### MATERIAL FOR THIS TASK
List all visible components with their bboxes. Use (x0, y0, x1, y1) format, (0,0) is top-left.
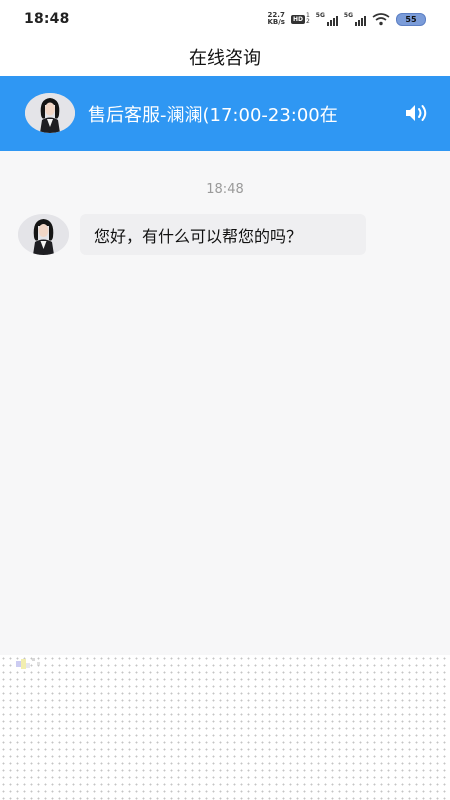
agent-banner: 售后客服-澜澜(17:00-23:00在 (0, 76, 450, 151)
battery-icon: 55 (396, 12, 426, 26)
message-avatar-image (18, 214, 69, 255)
agent-name: 售后客服-澜澜(17:00-23:00在 (88, 105, 338, 126)
speaker-button[interactable] (402, 100, 432, 126)
battery-level: 55 (405, 14, 417, 24)
chat-area: 18:48 您好，有什么可以帮您的吗？ (0, 151, 450, 651)
agent-avatar-image (25, 93, 75, 133)
speaker-icon (406, 105, 427, 121)
signal-2-icon: 5G (344, 12, 366, 26)
dotted-background (0, 655, 450, 800)
hd-sim-index: 1 2 (306, 13, 310, 25)
signal-1-icon: 5G (316, 12, 338, 26)
wifi-icon (372, 13, 390, 26)
message-text: 您好，有什么可以帮您的吗？ (94, 226, 303, 246)
network-speed: 22.7 KB/s (267, 12, 284, 26)
title-bar: 在线咨询 (0, 38, 450, 76)
status-icons: 22.7 KB/s HD 1 2 5G 5G 55 (267, 10, 426, 28)
hd-sim-bottom: 2 (305, 18, 310, 25)
render-artifact (16, 658, 40, 669)
message-avatar[interactable] (18, 214, 69, 255)
back-button[interactable] (0, 38, 60, 76)
page-title: 在线咨询 (189, 48, 261, 69)
agent-avatar[interactable] (25, 93, 75, 133)
signal-2-label: 5G (343, 12, 353, 19)
message-bubble: 您好，有什么可以帮您的吗？ (80, 214, 366, 255)
status-time: 18:48 (24, 11, 70, 27)
network-speed-unit: KB/s (267, 18, 285, 26)
status-bar: 18:48 22.7 KB/s HD 1 2 5G 5G 55 (0, 0, 450, 38)
hd-icon: HD 1 2 (290, 13, 310, 25)
hd-label: HD (290, 14, 305, 24)
signal-1-label: 5G (315, 12, 325, 19)
chat-timestamp: 18:48 (206, 182, 244, 197)
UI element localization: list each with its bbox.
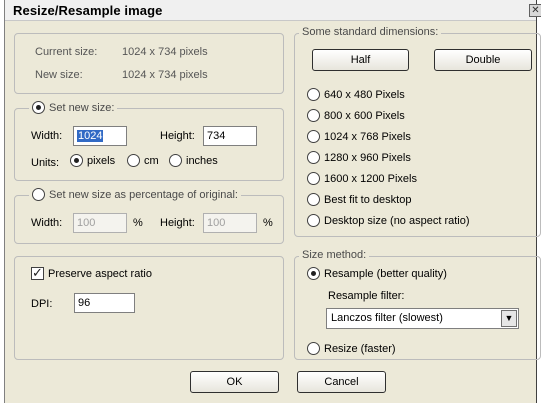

### OBJECTIVE
Quote the listing from the line with "agent-banner: 售后客服-澜澜(17:00-23:00在 (0, 76, 450, 151)" up to and including the line with "message-text: 您好，有什么可以帮您的吗？ (94, 226, 303, 246)", reproducing each line exactly as it appears.

### OUTPUT FOR THIS TASK
agent-banner: 售后客服-澜澜(17:00-23:00在 (0, 76, 450, 151)
battery-icon: 55 (396, 12, 426, 26)
message-avatar-image (18, 214, 69, 255)
agent-name: 售后客服-澜澜(17:00-23:00在 (88, 105, 338, 126)
speaker-button[interactable] (402, 100, 432, 126)
battery-level: 55 (405, 14, 417, 24)
chat-area: 18:48 您好，有什么可以帮您的吗？ (0, 151, 450, 651)
agent-avatar-image (25, 93, 75, 133)
speaker-icon (406, 105, 427, 121)
signal-2-icon: 5G (344, 12, 366, 26)
dotted-background (0, 655, 450, 800)
hd-sim-index: 1 2 (306, 13, 310, 25)
signal-1-icon: 5G (316, 12, 338, 26)
wifi-icon (372, 13, 390, 26)
message-text: 您好，有什么可以帮您的吗？ (94, 226, 303, 246)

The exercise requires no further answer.